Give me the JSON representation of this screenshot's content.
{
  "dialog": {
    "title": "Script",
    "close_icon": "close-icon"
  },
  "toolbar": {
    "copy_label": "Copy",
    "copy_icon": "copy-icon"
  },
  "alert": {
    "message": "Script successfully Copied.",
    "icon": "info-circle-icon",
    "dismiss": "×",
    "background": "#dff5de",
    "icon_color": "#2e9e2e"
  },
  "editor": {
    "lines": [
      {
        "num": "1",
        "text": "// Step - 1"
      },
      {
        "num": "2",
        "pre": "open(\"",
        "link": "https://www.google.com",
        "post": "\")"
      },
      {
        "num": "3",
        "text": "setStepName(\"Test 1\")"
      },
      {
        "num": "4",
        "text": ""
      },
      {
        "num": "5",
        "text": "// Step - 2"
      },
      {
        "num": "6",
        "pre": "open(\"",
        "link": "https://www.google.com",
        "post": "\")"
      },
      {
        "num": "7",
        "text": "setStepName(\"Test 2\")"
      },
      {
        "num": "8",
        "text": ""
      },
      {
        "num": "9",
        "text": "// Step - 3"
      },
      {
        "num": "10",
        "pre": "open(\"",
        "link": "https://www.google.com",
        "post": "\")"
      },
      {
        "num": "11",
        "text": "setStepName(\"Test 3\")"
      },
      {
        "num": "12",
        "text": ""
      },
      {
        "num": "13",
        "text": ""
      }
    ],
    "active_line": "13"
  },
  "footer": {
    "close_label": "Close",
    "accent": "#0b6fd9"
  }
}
● ● ● ● ●
• [Written exercise]:
All of the material above needs to be copied exactly.

• [Result of the exercise]:
Give me the JSON representation of this screenshot's content.
{
  "dialog": {
    "title": "Script",
    "close_icon": "close-icon"
  },
  "toolbar": {
    "copy_label": "Copy",
    "copy_icon": "copy-icon"
  },
  "alert": {
    "message": "Script successfully Copied.",
    "icon": "info-circle-icon",
    "dismiss": "×",
    "background": "#dff5de",
    "icon_color": "#2e9e2e"
  },
  "editor": {
    "lines": [
      {
        "num": "1",
        "text": "// Step - 1"
      },
      {
        "num": "2",
        "pre": "open(\"",
        "link": "https://www.google.com",
        "post": "\")"
      },
      {
        "num": "3",
        "text": "setStepName(\"Test 1\")"
      },
      {
        "num": "4",
        "text": ""
      },
      {
        "num": "5",
        "text": "// Step - 2"
      },
      {
        "num": "6",
        "pre": "open(\"",
        "link": "https://www.google.com",
        "post": "\")"
      },
      {
        "num": "7",
        "text": "setStepName(\"Test 2\")"
      },
      {
        "num": "8",
        "text": ""
      },
      {
        "num": "9",
        "text": "// Step - 3"
      },
      {
        "num": "10",
        "pre": "open(\"",
        "link": "https://www.google.com",
        "post": "\")"
      },
      {
        "num": "11",
        "text": "setStepName(\"Test 3\")"
      },
      {
        "num": "12",
        "text": ""
      },
      {
        "num": "13",
        "text": ""
      }
    ],
    "active_line": "13"
  },
  "footer": {
    "close_label": "Close",
    "accent": "#0b6fd9"
  }
}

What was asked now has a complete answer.